Task details:
Transcribe all the entries word for word, omitting any pictures they contain.

Records to use:
* Start *

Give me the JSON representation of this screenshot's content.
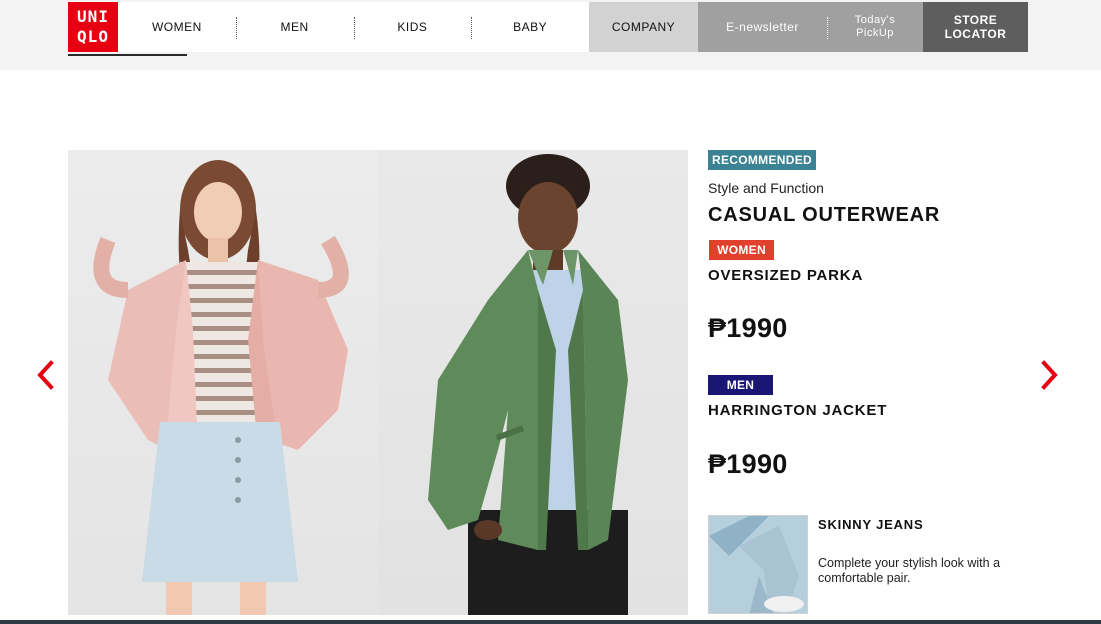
{
  "brand": {
    "logo_line1": "UNI",
    "logo_line2": "QLO",
    "color": "#e60012"
  },
  "nav": {
    "items": [
      {
        "label": "WOMEN"
      },
      {
        "label": "MEN"
      },
      {
        "label": "KIDS"
      },
      {
        "label": "BABY"
      }
    ],
    "company": "COMPANY",
    "enewsletter": "E-newsletter",
    "today_line1": "Today's",
    "today_line2": "PickUp",
    "store_line1": "STORE",
    "store_line2": "LOCATOR"
  },
  "feature": {
    "badge": "RECOMMENDED",
    "badge_color": "#3b8294",
    "subtitle": "Style and Function",
    "headline": "CASUAL OUTERWEAR",
    "products": [
      {
        "badge": "WOMEN",
        "badge_color": "#e0402c",
        "name": "OVERSIZED PARKA",
        "price": "₱1990"
      },
      {
        "badge": "MEN",
        "badge_color": "#1a1676",
        "name": "HARRINGTON JACKET",
        "price": "₱1990"
      }
    ],
    "promo": {
      "title": "SKINNY JEANS",
      "description": "Complete your stylish look with a comfortable pair."
    }
  },
  "icons": {
    "prev": "chevron-left-icon",
    "next": "chevron-right-icon",
    "arrow_color": "#e60012"
  }
}
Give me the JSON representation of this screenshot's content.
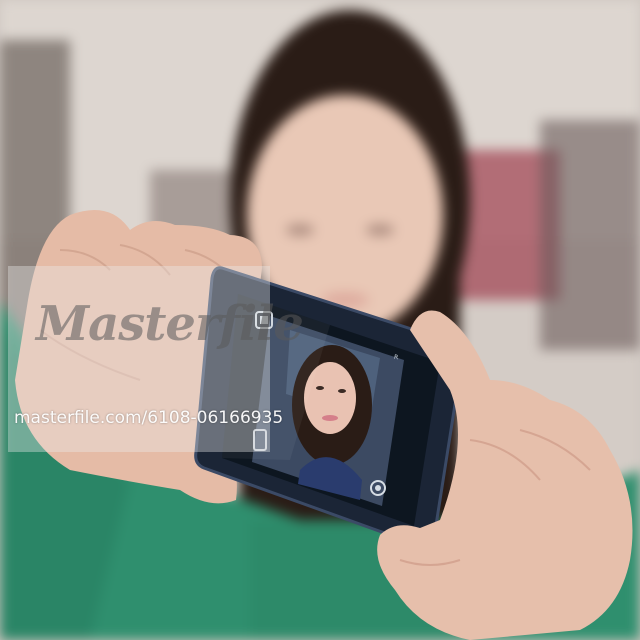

* End *

Full response:
Give me the JSON representation of this screenshot's content.
{
  "brand": {
    "logo_line1": "UNI",
    "logo_line2": "QLO",
    "color": "#e60012"
  },
  "nav": {
    "items": [
      {
        "label": "WOMEN"
      },
      {
        "label": "MEN"
      },
      {
        "label": "KIDS"
      },
      {
        "label": "BABY"
      }
    ],
    "company": "COMPANY",
    "enewsletter": "E-newsletter",
    "today_line1": "Today's",
    "today_line2": "PickUp",
    "store_line1": "STORE",
    "store_line2": "LOCATOR"
  },
  "feature": {
    "badge": "RECOMMENDED",
    "badge_color": "#3b8294",
    "subtitle": "Style and Function",
    "headline": "CASUAL OUTERWEAR",
    "products": [
      {
        "badge": "WOMEN",
        "badge_color": "#e0402c",
        "name": "OVERSIZED PARKA",
        "price": "₱1990"
      },
      {
        "badge": "MEN",
        "badge_color": "#1a1676",
        "name": "HARRINGTON JACKET",
        "price": "₱1990"
      }
    ],
    "promo": {
      "title": "SKINNY JEANS",
      "description": "Complete your stylish look with a comfortable pair."
    }
  },
  "icons": {
    "prev": "chevron-left-icon",
    "next": "chevron-right-icon",
    "arrow_color": "#e60012"
  }
}
Give me the JSON representation of this screenshot's content.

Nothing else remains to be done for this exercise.